→ Aim of the exercise: Repeat the lines below exactly as they appear, but leave out the images.

+===+

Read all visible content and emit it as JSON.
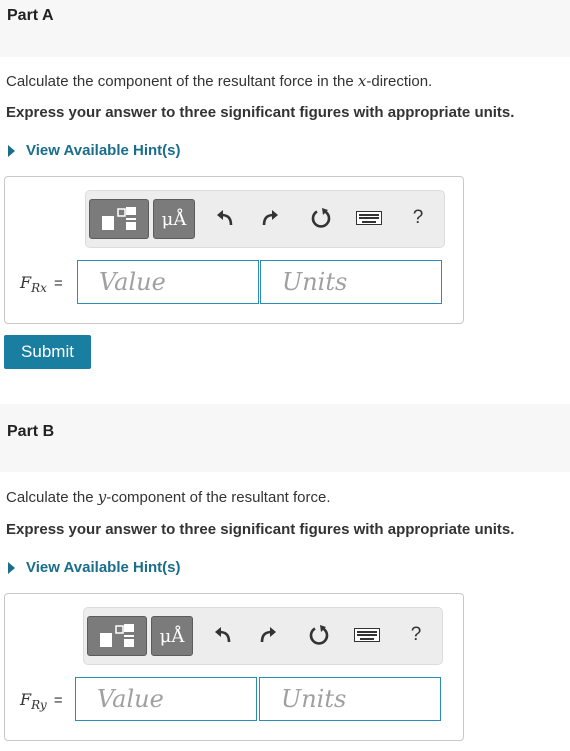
{
  "partA": {
    "title": "Part A",
    "question_pre": "Calculate the component of the resultant force in the ",
    "question_var": "x",
    "question_post": "-direction.",
    "instruction": "Express your answer to three significant figures with appropriate units.",
    "hint_link": "View Available Hint(s)",
    "label_main": "F",
    "label_sub": "Rx",
    "label_eq": "=",
    "value_placeholder": "Value",
    "units_placeholder": "Units",
    "submit_label": "Submit"
  },
  "partB": {
    "title": "Part B",
    "question_pre": "Calculate the ",
    "question_var": "y",
    "question_post": "-component of the resultant force.",
    "instruction": "Express your answer to three significant figures with appropriate units.",
    "hint_link": "View Available Hint(s)",
    "label_main": "F",
    "label_sub": "Ry",
    "label_eq": "=",
    "value_placeholder": "Value",
    "units_placeholder": "Units"
  },
  "toolbar": {
    "units_symbol": "μÅ",
    "help_label": "?"
  },
  "colors": {
    "accent": "#1a6e8c",
    "submit_bg": "#1a7ea0",
    "field_border": "#2b8cb7",
    "header_bg": "#f7f7f7"
  },
  "icons": [
    "templates-icon",
    "units-icon",
    "undo-icon",
    "redo-icon",
    "reset-icon",
    "keyboard-icon",
    "help-icon"
  ]
}
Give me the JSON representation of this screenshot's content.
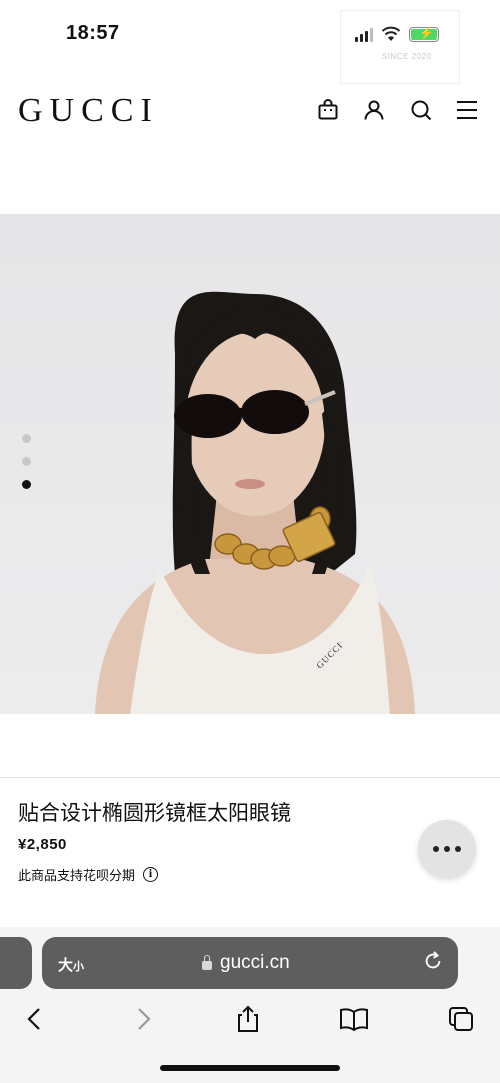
{
  "status_bar": {
    "time": "18:57",
    "watermark": "SINCE 2020"
  },
  "header": {
    "brand": "GUCCI",
    "icons": [
      "shopping-bag-icon",
      "user-icon",
      "search-icon",
      "menu-icon"
    ]
  },
  "carousel": {
    "slide_count": 3,
    "active_index": 2
  },
  "product": {
    "title": "贴合设计椭圆形镜框太阳眼镜",
    "price": "¥2,850",
    "installment_text": "此商品支持花呗分期",
    "info_icon": "i"
  },
  "browser": {
    "text_size_label": "大",
    "text_size_small": "小",
    "url": "gucci.cn",
    "nav": [
      "back-icon",
      "forward-icon",
      "share-icon",
      "bookmarks-icon",
      "tabs-icon"
    ]
  },
  "colors": {
    "hero_bg": "#e9e9ea",
    "address_bar": "#5e5e5e",
    "battery": "#4cd964"
  }
}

+===+

→ Worked solution:
Read all visible content and emit it as JSON.
{
  "partA": {
    "title": "Part A",
    "question_pre": "Calculate the component of the resultant force in the ",
    "question_var": "x",
    "question_post": "-direction.",
    "instruction": "Express your answer to three significant figures with appropriate units.",
    "hint_link": "View Available Hint(s)",
    "label_main": "F",
    "label_sub": "Rx",
    "label_eq": "=",
    "value_placeholder": "Value",
    "units_placeholder": "Units",
    "submit_label": "Submit"
  },
  "partB": {
    "title": "Part B",
    "question_pre": "Calculate the ",
    "question_var": "y",
    "question_post": "-component of the resultant force.",
    "instruction": "Express your answer to three significant figures with appropriate units.",
    "hint_link": "View Available Hint(s)",
    "label_main": "F",
    "label_sub": "Ry",
    "label_eq": "=",
    "value_placeholder": "Value",
    "units_placeholder": "Units"
  },
  "toolbar": {
    "units_symbol": "μÅ",
    "help_label": "?"
  },
  "colors": {
    "accent": "#1a6e8c",
    "submit_bg": "#1a7ea0",
    "field_border": "#2b8cb7",
    "header_bg": "#f7f7f7"
  },
  "icons": [
    "templates-icon",
    "units-icon",
    "undo-icon",
    "redo-icon",
    "reset-icon",
    "keyboard-icon",
    "help-icon"
  ]
}
Give me the JSON representation of this screenshot's content.
{
  "status_bar": {
    "time": "18:57",
    "watermark": "SINCE 2020"
  },
  "header": {
    "brand": "GUCCI",
    "icons": [
      "shopping-bag-icon",
      "user-icon",
      "search-icon",
      "menu-icon"
    ]
  },
  "carousel": {
    "slide_count": 3,
    "active_index": 2
  },
  "product": {
    "title": "贴合设计椭圆形镜框太阳眼镜",
    "price": "¥2,850",
    "installment_text": "此商品支持花呗分期",
    "info_icon": "i"
  },
  "browser": {
    "text_size_label": "大",
    "text_size_small": "小",
    "url": "gucci.cn",
    "nav": [
      "back-icon",
      "forward-icon",
      "share-icon",
      "bookmarks-icon",
      "tabs-icon"
    ]
  },
  "colors": {
    "hero_bg": "#e9e9ea",
    "address_bar": "#5e5e5e",
    "battery": "#4cd964"
  }
}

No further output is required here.